DATASET EXTRACT:
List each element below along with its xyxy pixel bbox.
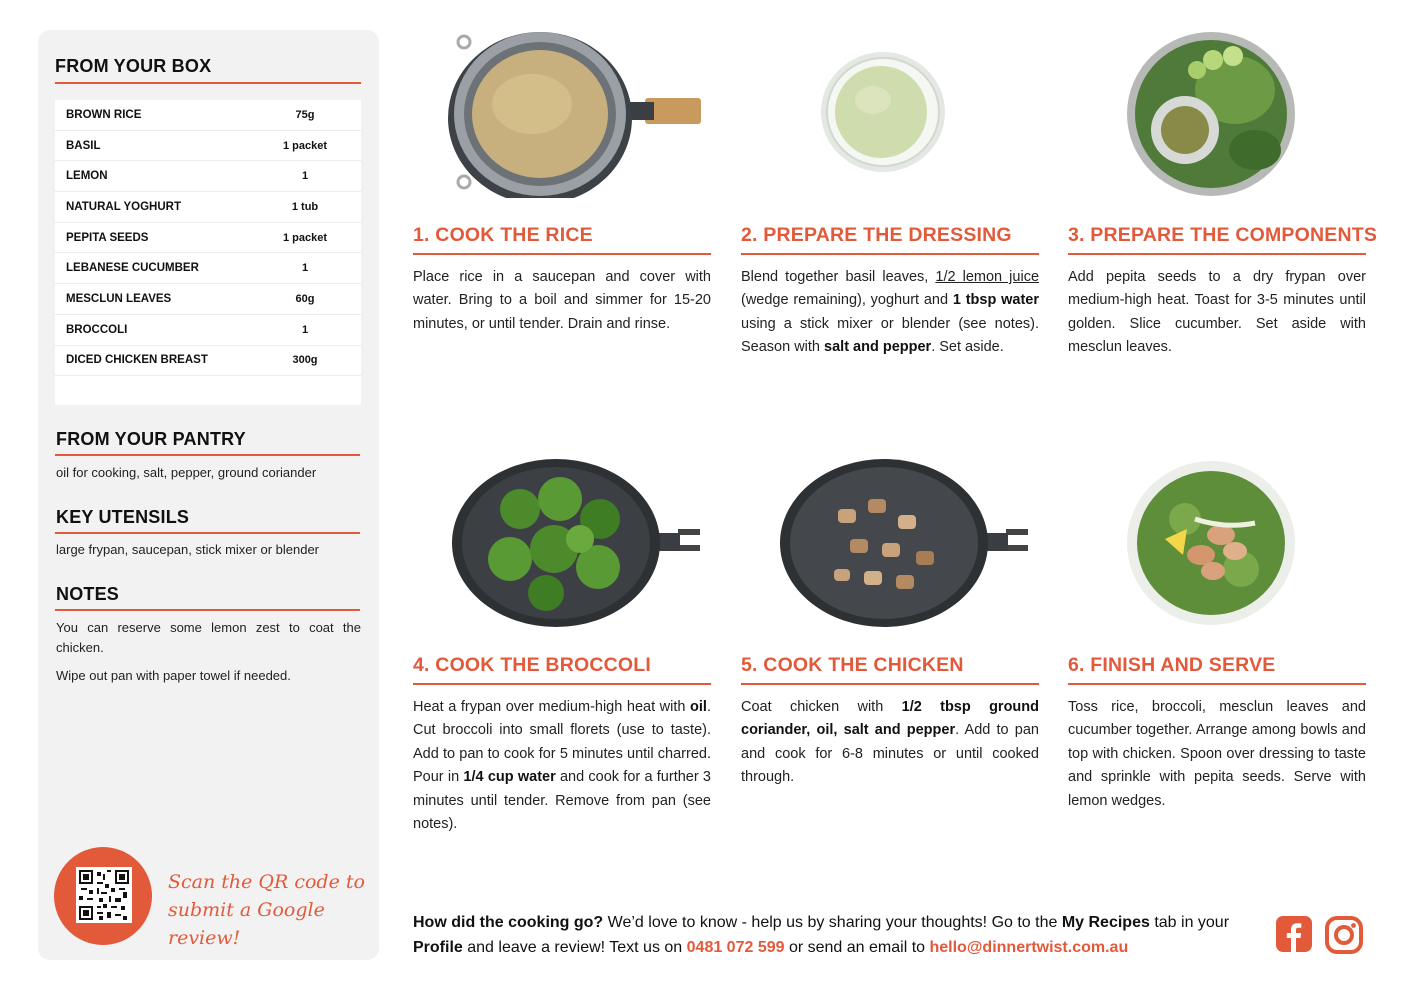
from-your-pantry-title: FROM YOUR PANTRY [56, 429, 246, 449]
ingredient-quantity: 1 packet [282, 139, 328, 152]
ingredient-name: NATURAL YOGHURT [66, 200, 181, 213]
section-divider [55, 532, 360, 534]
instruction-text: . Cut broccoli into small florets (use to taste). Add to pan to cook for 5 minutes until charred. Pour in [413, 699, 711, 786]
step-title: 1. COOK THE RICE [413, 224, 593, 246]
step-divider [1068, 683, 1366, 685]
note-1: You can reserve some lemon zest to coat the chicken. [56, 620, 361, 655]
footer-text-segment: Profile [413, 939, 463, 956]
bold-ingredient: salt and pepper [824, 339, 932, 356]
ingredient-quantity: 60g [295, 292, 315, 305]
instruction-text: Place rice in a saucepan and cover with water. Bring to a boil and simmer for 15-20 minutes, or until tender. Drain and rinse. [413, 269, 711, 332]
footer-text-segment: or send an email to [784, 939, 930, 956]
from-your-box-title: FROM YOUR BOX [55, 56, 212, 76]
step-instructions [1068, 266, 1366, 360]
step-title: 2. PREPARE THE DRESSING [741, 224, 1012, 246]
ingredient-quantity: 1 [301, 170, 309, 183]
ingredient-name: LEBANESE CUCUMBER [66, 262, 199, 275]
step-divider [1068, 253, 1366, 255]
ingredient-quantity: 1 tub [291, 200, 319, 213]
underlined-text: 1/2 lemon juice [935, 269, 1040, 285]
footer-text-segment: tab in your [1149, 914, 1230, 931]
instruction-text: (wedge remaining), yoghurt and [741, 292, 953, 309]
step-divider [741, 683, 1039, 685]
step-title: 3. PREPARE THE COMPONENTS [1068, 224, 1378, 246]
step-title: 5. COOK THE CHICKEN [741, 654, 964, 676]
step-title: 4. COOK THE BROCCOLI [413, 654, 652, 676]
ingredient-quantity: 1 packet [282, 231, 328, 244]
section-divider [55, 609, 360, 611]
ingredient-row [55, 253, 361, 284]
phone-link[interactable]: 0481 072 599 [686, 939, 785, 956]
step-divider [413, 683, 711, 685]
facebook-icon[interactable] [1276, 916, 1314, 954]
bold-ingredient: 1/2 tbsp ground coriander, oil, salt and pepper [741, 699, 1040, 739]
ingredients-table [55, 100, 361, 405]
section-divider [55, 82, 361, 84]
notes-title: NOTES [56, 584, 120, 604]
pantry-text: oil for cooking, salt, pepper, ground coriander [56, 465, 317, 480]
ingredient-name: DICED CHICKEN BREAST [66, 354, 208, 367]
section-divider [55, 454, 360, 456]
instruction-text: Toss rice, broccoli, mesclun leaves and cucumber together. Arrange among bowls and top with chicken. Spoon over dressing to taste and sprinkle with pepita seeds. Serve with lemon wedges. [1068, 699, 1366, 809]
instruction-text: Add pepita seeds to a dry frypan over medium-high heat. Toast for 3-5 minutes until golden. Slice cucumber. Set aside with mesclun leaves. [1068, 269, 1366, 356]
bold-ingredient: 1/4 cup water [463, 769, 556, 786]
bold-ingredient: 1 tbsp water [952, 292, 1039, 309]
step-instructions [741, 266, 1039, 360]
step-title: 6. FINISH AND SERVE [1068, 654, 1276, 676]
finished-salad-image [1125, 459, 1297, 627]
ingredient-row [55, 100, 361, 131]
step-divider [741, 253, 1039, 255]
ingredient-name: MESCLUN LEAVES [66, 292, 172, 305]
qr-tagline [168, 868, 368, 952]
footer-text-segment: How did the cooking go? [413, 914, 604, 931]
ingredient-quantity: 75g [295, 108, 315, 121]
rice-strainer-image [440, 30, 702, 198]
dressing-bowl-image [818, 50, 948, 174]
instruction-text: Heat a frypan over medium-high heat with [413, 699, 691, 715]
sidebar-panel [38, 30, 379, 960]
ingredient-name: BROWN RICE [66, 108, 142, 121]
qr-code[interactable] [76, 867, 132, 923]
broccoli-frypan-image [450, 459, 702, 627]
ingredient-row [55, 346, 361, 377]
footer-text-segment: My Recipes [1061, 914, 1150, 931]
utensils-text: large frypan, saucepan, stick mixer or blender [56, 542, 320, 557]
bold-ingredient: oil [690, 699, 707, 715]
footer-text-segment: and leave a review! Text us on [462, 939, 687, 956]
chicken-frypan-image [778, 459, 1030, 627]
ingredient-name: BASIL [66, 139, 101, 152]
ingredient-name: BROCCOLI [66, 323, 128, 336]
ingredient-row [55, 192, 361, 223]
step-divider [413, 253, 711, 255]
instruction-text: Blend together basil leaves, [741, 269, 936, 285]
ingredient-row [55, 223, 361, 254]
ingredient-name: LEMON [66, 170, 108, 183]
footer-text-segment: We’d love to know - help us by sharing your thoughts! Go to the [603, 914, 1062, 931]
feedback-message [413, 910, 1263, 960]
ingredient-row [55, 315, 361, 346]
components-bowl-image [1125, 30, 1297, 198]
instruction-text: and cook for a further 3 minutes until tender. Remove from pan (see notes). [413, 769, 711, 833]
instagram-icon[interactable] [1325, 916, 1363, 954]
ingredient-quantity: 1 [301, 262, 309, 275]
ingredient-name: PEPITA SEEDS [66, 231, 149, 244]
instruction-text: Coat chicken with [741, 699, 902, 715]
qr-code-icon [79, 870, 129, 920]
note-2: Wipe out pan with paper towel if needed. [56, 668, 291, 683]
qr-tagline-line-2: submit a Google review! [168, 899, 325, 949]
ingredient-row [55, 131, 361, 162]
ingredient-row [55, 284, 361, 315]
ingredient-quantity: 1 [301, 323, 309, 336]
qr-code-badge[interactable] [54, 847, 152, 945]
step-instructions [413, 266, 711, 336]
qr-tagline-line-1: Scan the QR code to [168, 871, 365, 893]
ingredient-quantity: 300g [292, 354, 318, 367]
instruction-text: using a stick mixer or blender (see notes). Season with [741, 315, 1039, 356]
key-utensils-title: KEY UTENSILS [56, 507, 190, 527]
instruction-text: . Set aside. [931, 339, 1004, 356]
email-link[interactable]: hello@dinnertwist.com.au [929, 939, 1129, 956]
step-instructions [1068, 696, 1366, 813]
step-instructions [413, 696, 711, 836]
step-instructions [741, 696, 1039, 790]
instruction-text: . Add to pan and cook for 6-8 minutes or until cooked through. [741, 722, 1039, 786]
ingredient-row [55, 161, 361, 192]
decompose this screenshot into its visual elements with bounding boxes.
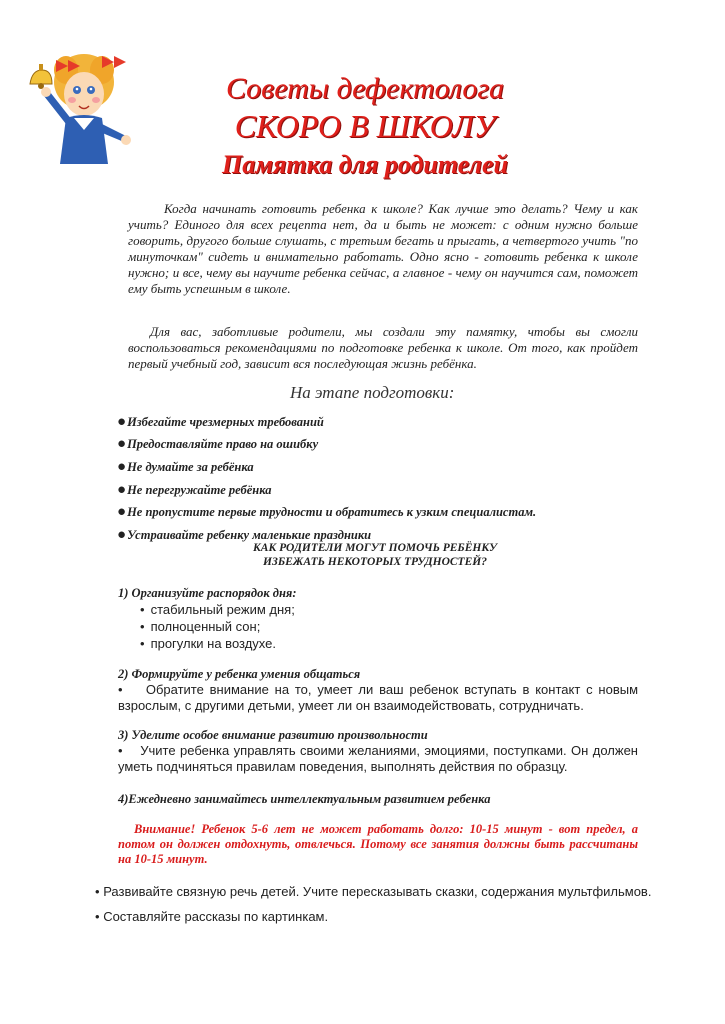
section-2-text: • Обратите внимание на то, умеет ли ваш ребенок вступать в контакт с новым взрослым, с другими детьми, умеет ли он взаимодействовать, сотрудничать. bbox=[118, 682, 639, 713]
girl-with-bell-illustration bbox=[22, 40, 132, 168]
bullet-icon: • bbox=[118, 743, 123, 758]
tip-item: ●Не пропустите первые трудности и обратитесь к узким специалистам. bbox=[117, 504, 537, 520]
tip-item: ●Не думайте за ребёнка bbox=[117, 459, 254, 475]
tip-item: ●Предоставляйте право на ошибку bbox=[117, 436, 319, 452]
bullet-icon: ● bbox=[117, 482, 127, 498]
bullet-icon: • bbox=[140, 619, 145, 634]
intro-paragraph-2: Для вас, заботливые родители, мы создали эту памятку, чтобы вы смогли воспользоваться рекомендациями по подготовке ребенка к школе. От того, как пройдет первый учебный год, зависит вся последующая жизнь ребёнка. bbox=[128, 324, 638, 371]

EXERCISE:
Could you recast the lines of all the items above as a Markdown table with a Row column numbering each line and a Line column holding its text, leaving out blank lines and the pictures?

EXERCISE RESPONSE:
| Row | Line |
|---|---|
| 1 | List each element below along with its xyxy pixel bbox. |
| 2 | from-your-pantry-title: FROM YOUR PANTRY [56, 429, 246, 449] |
| 3 | ingredient-quantity: 1 packet [282, 139, 328, 152] |
| 4 | ingredient-name: NATURAL YOGHURT [66, 200, 181, 213] |
| 5 | section-divider [55, 532, 360, 534] |
| 6 | instruction-text: . Cut broccoli into small florets (use to taste). Add to pan to cook for 5 minutes until charred. Pour in [413, 699, 711, 786] |
| 7 | step-title: 1. COOK THE RICE [413, 224, 593, 246] |
| 8 | step-divider [1068, 683, 1366, 685] |
| 9 | note-1: You can reserve some lemon zest to coat the chicken. [56, 620, 361, 655] |
| 10 | footer-text-segment: Profile [413, 939, 463, 956] |
| 11 | bold-ingredient: salt and pepper [824, 339, 932, 356] |
| 12 | ingredient-quantity: 60g [295, 292, 315, 305] |
| 13 | instruction-text: Place rice in a saucepan and cover with water. Bring to a boil and simmer for 15-20 minutes, or until tender. Drain and rinse. [413, 269, 711, 332] |
| 14 | footer-text-segment: or send an email to [784, 939, 930, 956] |
| 15 | from-your-box-title: FROM YOUR BOX [55, 56, 212, 76] |
| 16 | step-instructions [1068, 266, 1366, 360] |
| 17 | step-title: 2. PREPARE THE DRESSING [741, 224, 1012, 246] |
| 18 | ingredient-quantity: 1 [301, 170, 309, 183] |
| 19 | ingredient-name: LEBANESE CUCUMBER [66, 262, 199, 275] |
| 20 | step-divider [1068, 253, 1366, 255] |
| 21 | ingredient-quantity: 1 tub [291, 200, 319, 213] |
| 22 | underlined-text: 1/2 lemon juice [935, 269, 1040, 285] |
| 23 | footer-text-segment: tab in your [1149, 914, 1230, 931] |
| 24 | instruction-text: (wedge remaining), yoghurt and [741, 292, 953, 309] |
| 25 | step-divider [741, 683, 1039, 685] |
| 26 | step-title: 3. PREPARE THE COMPONENTS [1068, 224, 1378, 246] |
| 27 | step-title: 5. COOK THE CHICKEN [741, 654, 964, 676] |
| 28 | step-title: 4. COOK THE BROCCOLI [413, 654, 652, 676] |
| 29 | ingredient-quantity: 1 packet [282, 231, 328, 244] |
| 30 | section-divider [55, 609, 360, 611] |
| 31 | ingredient-row [55, 253, 361, 284] |
| 32 | phone-link[interactable]: 0481 072 599 [686, 939, 785, 956] |
| 33 | step-divider [413, 683, 711, 685] |
| 34 | facebook-icon[interactable] [1276, 916, 1314, 954] |
| 35 | bold-ingredient: 1/2 tbsp ground coriander, oil, salt and pepper [741, 699, 1040, 739] |
| 36 | ingredients-table [55, 100, 361, 405] |
| 37 | section-divider [55, 82, 361, 84] |
| 38 | notes-title: NOTES [56, 584, 120, 604] |
| 39 | pantry-text: oil for cooking, salt, pepper, ground coriander [56, 465, 317, 480] |
| 40 | ingredient-name: DICED CHICKEN BREAST [66, 354, 208, 367] |
| 41 | section-divider [55, 454, 360, 456] |
| 42 | instruction-text: Toss rice, broccoli, mesclun leaves and cucumber together. Arrange among bowls and top with chicken. Spoon over dressing to taste and sprinkle with pepita seeds. Serve with lemon wedges. [1068, 699, 1366, 809] |
| 43 | instruction-text: Add pepita seeds to a dry frypan over medium-high heat. Toast for 3-5 minutes until golden. Slice cucumber. Set aside with mesclun leaves. [1068, 269, 1366, 356] |
| 44 | bold-ingredient: 1/4 cup water [463, 769, 556, 786] |
| 45 | bold-ingredient: 1 tbsp water [952, 292, 1039, 309] |
| 46 | step-instructions [741, 266, 1039, 360] |
| 47 | step-title: 6. FINISH AND SERVE [1068, 654, 1276, 676] |
| 48 | finished-salad-image [1125, 459, 1297, 627] |
| 49 | ingredient-row [55, 100, 361, 131] |
| 50 | step-divider [741, 253, 1039, 255] |
| 51 | ingredient-name: MESCLUN LEAVES [66, 292, 172, 305] |
| 52 | qr-tagline [168, 868, 368, 952] |
| 53 | footer-text-segment: How did the cooking go? [413, 914, 604, 931] |
| 54 | ingredient-quantity: 75g [295, 108, 315, 121] |
| 55 | rice-strainer-image [440, 30, 702, 198] |
| 56 | dressing-bowl-image [818, 50, 948, 174] |
| 57 | instruction-text: Heat a frypan over medium-high heat with [413, 699, 691, 715] |
| 58 | sidebar-panel [38, 30, 379, 960] |
| 59 | ingredient-name: BROWN RICE [66, 108, 142, 121] |
| 60 | qr-code[interactable] [76, 867, 132, 923] |
| 61 | broccoli-frypan-image [450, 459, 702, 627] |
| 62 | ingredient-row [55, 346, 361, 377] |
| 63 | footer-text-segment: My Recipes [1061, 914, 1150, 931] |
| 64 | utensils-text: large frypan, saucepan, stick mixer or blender [56, 542, 320, 557] |
| 65 | bold-ingredient: oil [690, 699, 707, 715] |
| 66 | footer-text-segment: and leave a review! Text us on [462, 939, 687, 956] |
| 67 | chicken-frypan-image [778, 459, 1030, 627] |
| 68 | ingredient-name: BASIL [66, 139, 101, 152] |
| 69 | ingredient-name: BROCCOLI [66, 323, 128, 336] |
| 70 | ingredient-row [55, 192, 361, 223] |
| 71 | step-divider [413, 253, 711, 255] |
| 72 | instruction-text: Blend together basil leaves, [741, 269, 936, 285] |
| 73 | ingredient-row [55, 223, 361, 254] |
| 74 | ingredient-name: LEMON [66, 170, 108, 183] |
| 75 | footer-text-segment: We’d love to know - help us by sharing your thoughts! Go to the [603, 914, 1062, 931] |
| 76 | feedback-message [413, 910, 1263, 960] |
| 77 | ingredient-row [55, 315, 361, 346] |
| 78 | components-bowl-image [1125, 30, 1297, 198] |
| 79 | instruction-text: and cook for a further 3 minutes until tender. Remove from pan (see notes). [413, 769, 711, 833] |
| 80 | instagram-icon[interactable] [1325, 916, 1363, 954] |
| 81 | ingredient-quantity: 1 [301, 262, 309, 275] |
| 82 | ingredient-name: PEPITA SEEDS [66, 231, 149, 244] |
| 83 | instruction-text: Coat chicken with [741, 699, 902, 715] |
| 84 | qr-code-icon [79, 870, 129, 920] |
| 85 | note-2: Wipe out pan with paper towel if needed. [56, 668, 291, 683] |
| 86 | qr-tagline-line-2: submit a Google review! [168, 899, 325, 949] |
| 87 | ingredient-row [55, 131, 361, 162] |
| 88 | ingredient-row [55, 284, 361, 315] |
| 89 | ingredient-quantity: 1 [301, 323, 309, 336] |
| 90 | qr-code-badge[interactable] [54, 847, 152, 945] |
| 91 | step-instructions [413, 266, 711, 336] |
| 92 | qr-tagline-line-1: Scan the QR code to [168, 871, 365, 893] |
| 93 | ingredient-quantity: 300g [292, 354, 318, 367] |
| 94 | instruction-text: using a stick mixer or blender (see notes). Season with [741, 315, 1039, 356] |
| 95 | key-utensils-title: KEY UTENSILS [56, 507, 190, 527] |
| 96 | instruction-text: . Set aside. [931, 339, 1004, 356] |
| 97 | email-link[interactable]: hello@dinnertwist.com.au [929, 939, 1129, 956] |
| 98 | step-instructions [1068, 696, 1366, 813] |
| 99 | step-instructions [413, 696, 711, 836] |
| 100 | step-instructions [741, 696, 1039, 790] |
| 101 | instruction-text: . Add to pan and cook for 6-8 minutes or until cooked through. [741, 722, 1039, 786] |
| 102 | ingredient-row [55, 161, 361, 192] |
| 103 | decompose this screenshot into its visual elements with bounding boxes. |
| 104 | section-2-text: • Обратите внимание на то, умеет ли ваш ребенок вступать в контакт с новым взрослым, с другими детьми, умеет ли он взаимодействовать, сотрудничать. bbox=[118, 682, 639, 713] |
| 105 | girl-with-bell-illustration bbox=[22, 40, 132, 168] |
| 106 | bullet-icon: • bbox=[118, 743, 123, 758] |
| 107 | tip-item: ●Не пропустите первые трудности и обратитесь к узким специалистам. bbox=[117, 504, 537, 520] |
| 108 | tip-item: ●Не думайте за ребёнка bbox=[117, 459, 254, 475] |
| 109 | tip-item: ●Предоставляйте право на ошибку bbox=[117, 436, 319, 452] |
| 110 | bullet-icon: ● bbox=[117, 482, 127, 498] |
| 111 | bullet-icon: • bbox=[140, 619, 145, 634] |
| 112 | intro-paragraph-2: Для вас, заботливые родители, мы создали эту памятку, чтобы вы смогли воспользоваться рекомендациями по подготовке ребенка к школе. От того, как пройдет первый учебный год, зависит вся последующая жизнь ребёнка. bbox=[128, 324, 638, 371] |